## Challenge
Using the listing below, please gather every line containing the word "Curry".
+++ Material to process
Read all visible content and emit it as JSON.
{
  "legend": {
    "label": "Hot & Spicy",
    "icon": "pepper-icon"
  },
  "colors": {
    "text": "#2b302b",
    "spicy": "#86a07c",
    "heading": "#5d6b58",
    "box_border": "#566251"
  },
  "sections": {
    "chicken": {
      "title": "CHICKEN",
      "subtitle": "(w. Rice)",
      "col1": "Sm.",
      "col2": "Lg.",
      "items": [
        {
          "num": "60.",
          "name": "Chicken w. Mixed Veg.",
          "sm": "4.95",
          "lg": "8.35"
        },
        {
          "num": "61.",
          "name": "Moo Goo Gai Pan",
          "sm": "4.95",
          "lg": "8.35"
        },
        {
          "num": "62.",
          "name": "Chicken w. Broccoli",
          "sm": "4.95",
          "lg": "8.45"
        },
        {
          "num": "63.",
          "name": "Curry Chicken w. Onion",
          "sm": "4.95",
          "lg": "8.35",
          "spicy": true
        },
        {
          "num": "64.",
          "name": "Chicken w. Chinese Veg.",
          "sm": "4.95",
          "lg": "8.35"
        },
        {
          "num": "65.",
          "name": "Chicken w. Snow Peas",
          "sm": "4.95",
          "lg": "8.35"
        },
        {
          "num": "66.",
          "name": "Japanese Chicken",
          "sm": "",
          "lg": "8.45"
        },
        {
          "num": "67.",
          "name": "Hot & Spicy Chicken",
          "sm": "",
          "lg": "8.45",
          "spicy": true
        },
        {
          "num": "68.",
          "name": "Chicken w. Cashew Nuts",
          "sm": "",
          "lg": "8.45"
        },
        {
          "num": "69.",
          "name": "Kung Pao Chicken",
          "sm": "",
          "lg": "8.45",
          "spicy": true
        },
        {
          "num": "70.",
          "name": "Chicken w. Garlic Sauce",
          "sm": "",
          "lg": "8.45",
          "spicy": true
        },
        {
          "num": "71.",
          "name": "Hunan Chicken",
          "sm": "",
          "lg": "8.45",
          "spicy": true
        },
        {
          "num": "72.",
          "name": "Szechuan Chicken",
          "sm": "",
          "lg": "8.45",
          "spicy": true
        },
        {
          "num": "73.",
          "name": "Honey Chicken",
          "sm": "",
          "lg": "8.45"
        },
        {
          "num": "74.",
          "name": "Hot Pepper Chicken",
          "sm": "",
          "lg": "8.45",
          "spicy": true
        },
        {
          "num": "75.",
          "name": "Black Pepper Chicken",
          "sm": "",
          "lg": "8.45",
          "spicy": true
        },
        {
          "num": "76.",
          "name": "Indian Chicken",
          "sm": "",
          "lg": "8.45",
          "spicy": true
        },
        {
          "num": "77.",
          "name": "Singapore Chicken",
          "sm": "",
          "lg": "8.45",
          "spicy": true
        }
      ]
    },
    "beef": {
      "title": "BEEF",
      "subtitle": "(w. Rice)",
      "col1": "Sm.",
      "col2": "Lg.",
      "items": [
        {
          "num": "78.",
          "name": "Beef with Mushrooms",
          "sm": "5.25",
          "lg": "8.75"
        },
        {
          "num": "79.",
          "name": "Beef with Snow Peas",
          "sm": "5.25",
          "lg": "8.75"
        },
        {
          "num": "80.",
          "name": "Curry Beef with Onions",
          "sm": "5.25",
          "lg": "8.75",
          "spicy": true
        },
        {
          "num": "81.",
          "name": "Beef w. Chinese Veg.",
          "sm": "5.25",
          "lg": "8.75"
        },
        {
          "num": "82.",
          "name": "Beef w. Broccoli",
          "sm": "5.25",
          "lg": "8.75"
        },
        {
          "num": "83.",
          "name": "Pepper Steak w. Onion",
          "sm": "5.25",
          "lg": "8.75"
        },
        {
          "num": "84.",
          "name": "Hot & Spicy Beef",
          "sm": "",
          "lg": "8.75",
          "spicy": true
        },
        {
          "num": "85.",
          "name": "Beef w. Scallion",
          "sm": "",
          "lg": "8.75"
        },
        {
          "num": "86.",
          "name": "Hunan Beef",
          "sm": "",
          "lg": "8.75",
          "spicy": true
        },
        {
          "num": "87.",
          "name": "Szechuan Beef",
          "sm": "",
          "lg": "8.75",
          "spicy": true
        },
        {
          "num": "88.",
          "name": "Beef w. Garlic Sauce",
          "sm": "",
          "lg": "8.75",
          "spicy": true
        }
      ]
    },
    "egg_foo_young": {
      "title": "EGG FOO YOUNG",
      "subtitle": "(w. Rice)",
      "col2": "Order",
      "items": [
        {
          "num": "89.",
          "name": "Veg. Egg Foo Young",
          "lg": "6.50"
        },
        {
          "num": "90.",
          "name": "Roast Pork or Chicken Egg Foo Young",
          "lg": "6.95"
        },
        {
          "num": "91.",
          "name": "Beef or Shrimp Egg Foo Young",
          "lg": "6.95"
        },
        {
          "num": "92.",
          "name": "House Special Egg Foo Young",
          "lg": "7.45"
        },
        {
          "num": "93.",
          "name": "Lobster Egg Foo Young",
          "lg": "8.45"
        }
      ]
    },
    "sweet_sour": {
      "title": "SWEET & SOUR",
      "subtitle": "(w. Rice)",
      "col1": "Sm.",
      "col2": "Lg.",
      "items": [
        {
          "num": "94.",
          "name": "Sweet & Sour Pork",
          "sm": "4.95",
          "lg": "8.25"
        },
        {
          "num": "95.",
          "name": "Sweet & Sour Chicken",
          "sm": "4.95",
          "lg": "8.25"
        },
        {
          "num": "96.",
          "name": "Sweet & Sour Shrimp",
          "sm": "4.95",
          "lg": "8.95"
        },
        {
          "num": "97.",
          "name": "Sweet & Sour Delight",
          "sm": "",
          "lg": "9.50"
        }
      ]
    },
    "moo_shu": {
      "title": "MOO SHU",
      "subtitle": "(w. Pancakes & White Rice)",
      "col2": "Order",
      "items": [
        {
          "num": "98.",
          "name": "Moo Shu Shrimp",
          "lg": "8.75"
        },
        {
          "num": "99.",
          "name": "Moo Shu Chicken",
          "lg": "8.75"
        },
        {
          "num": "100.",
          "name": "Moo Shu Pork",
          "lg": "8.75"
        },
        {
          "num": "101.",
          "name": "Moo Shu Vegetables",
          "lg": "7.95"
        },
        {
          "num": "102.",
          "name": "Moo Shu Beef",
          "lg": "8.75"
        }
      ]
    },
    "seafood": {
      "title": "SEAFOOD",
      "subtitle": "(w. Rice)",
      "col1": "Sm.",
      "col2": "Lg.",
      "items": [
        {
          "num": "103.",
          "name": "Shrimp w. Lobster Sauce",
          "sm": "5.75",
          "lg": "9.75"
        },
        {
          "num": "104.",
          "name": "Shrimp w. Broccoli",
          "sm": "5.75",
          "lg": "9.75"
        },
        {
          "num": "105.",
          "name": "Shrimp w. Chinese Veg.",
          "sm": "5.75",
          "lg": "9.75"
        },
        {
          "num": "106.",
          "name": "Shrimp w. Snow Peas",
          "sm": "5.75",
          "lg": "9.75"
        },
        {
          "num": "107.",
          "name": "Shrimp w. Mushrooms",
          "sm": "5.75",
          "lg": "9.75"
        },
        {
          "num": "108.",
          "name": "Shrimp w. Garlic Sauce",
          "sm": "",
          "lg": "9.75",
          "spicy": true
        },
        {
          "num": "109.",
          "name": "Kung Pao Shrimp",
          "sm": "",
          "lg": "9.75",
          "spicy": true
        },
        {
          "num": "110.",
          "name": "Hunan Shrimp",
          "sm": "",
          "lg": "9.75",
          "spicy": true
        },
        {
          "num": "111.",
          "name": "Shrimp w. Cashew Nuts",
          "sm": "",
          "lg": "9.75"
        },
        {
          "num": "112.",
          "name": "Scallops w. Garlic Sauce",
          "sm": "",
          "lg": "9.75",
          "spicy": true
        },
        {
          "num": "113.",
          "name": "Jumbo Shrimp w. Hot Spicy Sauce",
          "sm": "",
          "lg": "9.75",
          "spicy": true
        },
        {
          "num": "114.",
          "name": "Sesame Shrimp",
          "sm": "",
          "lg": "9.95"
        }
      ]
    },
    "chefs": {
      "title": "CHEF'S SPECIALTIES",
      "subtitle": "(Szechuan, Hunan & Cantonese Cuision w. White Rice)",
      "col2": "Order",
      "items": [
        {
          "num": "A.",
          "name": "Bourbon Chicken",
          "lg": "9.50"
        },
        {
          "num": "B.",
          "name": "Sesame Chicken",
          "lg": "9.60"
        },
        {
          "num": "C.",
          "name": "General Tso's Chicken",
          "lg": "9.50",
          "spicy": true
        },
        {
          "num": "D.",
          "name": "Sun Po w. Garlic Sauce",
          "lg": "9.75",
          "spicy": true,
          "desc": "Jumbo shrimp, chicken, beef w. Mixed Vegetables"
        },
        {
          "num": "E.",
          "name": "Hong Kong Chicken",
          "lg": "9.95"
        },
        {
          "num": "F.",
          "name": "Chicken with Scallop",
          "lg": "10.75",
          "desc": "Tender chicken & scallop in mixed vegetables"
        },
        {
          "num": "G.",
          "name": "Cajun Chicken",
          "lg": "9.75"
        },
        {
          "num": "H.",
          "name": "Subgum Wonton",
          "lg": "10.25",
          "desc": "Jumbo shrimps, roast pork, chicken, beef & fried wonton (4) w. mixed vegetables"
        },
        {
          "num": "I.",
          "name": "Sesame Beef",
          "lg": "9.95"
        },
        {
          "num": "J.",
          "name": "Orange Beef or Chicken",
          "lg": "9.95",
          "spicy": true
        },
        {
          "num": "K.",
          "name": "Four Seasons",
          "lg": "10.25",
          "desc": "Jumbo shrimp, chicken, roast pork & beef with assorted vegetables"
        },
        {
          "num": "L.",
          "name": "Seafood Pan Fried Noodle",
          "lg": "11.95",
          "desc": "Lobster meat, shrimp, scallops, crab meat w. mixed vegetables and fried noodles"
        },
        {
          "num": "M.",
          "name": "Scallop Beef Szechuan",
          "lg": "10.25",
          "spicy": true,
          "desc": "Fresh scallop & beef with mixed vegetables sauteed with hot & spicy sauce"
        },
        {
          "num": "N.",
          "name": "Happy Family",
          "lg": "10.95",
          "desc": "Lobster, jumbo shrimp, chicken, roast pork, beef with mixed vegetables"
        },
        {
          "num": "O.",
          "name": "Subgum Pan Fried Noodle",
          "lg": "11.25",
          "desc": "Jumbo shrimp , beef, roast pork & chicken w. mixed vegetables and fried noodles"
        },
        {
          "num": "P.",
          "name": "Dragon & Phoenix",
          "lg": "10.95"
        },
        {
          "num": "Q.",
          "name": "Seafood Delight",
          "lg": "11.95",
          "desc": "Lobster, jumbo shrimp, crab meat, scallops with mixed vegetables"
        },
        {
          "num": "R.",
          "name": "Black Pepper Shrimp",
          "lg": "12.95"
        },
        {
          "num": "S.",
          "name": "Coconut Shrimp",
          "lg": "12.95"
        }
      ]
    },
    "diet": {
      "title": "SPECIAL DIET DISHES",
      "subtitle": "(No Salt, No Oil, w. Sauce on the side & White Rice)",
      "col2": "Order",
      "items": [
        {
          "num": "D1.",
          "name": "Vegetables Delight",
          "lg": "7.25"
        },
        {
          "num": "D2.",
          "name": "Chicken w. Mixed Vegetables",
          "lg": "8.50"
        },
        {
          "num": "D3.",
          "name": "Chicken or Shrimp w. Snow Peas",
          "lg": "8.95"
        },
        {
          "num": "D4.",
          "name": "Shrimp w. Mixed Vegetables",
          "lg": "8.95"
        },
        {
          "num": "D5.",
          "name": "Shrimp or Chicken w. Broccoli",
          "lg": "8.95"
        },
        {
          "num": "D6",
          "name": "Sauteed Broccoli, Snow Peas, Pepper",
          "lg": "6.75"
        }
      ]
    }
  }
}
++++++
## Result for this task
          "name": "Curry Chicken w. Onion",
          "name": "Curry Beef with Onions",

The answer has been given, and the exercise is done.